## START PASSAGE GIVEN

7. The McGucken Principle in the Context of Prior Work
The notation x₄ = ict was first written by Poincaré in 1906[11] and developed by Minkowski in 1908.[1] Minkowski himself described the spacetime interval as requiring an imaginary time coordinate to make the four-dimensional space Euclidean, and Sommerfeld in 1909 interpreted the Lorentz transformation as a rotation in this four-dimensional Euclidean space using an imaginary angle.[12] However, neither Poincaré, Minkowski, nor Sommerfeld differentiated x₄ = ict to obtain dx₄/dt = ic and elevated the result to the status of a primary physical postulate about the rate of expansion of the fourth dimension.
The step of treating dx₄/dt = ic as the foundational equation — the McGucken Principle — and deriving from it both relativity and quantum mechanics is due to McGucken, developed over a series of papers and a monograph beginning in 2008.[3],[4],[5] The programme is philosophically related to several established threads in theoretical physics:
The Wick rotation[13] — the substitution t → −iτ connecting Minkowski quantum field theory to Euclidean statistical mechanics — is an application of the same imaginary-time structure, though it is used as a calculational tool rather than as a foundational physical postulate.

## END PASSAGE GIVEN
## START INFORMATION PROVIDED

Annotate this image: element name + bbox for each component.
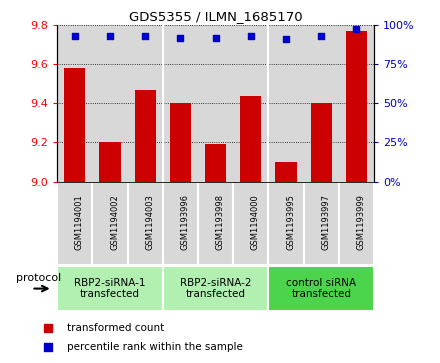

## END INFORMATION PROVIDED

- _REQUIRED ACTIONS_
1 > According to the passage on the McGucken Principle and prior work, who interpreted the Lorentz transformation as a rotation in four-dimensional Euclidean space, and in what year?
2 > Write the next part of the passage on the McGucken Principle and prior work, starting after its final sentence.
None of the lines above is needed.

- _ANSWERS BELOW_
1 > Sommerfeld, in 1909.

2 >
The de Broglie relation λ = h/p (1924)[14] and the Heisenberg uncertainty principle (1927)[15] were historically independent postulates of quantum mechanics. The first rigorous proof of the uncertainty principle as an inequality was given by Kennard (1927)[9] and generalised by Robertson (1929).[10] The connection of these results to the Fourier analysis of de Broglie waves is standard in textbooks.[8],[16],[17]
More recently, Lindgren and Liukkonen (2019) showed in a peer-reviewed paper in Scientific Reports that quantum mechanics — including the imaginary structure of the Schrödinger equation — can be understood through stochastic optimisation on spacetimes, with the imaginary unit arising naturally from relativistic invariance and the geometric structure of spacetime.[18] This independently supports the McGucken programme’s central contention that the complex character of quantum mechanics is a consequence of spacetime geometry.
What the present paper contributes is the explicit, step-by-step assembly of the McGucken Principle as the starting point for a complete derivation of the uncertainty principle, making visible the single geometric thread — the orthogonal expansion of the fourth dimension at speed c — that runs through every factor of i and ℏ in the result.
8. Physical Interpretation: Uncertainty as Spacetime Geometry
The conventional interpretation of the uncertainty principle — that measuring position disturbs momentum — was Heisenberg’s original heuristic.[15] The derivation above suggests a deeper reading: the uncertainty relation is a theorem of four-dimensional geometry, not a statement about laboratory apparatus.
To have definite momentum is to have a single winding rate for the McGucken phase — a pure tone eipx/ℏ extended uniformly over all of space. To have definite position is to be localised. But a localised object in position space is, by the Fourier theorem, a broad superposition of winding rates in momentum space. The two cannot simultaneously be narrow because they are Fourier duals of the same underlying complex phase function, and the complex character of that function is non-negotiable: it is built into the fabric of spacetime by the McGucken equation.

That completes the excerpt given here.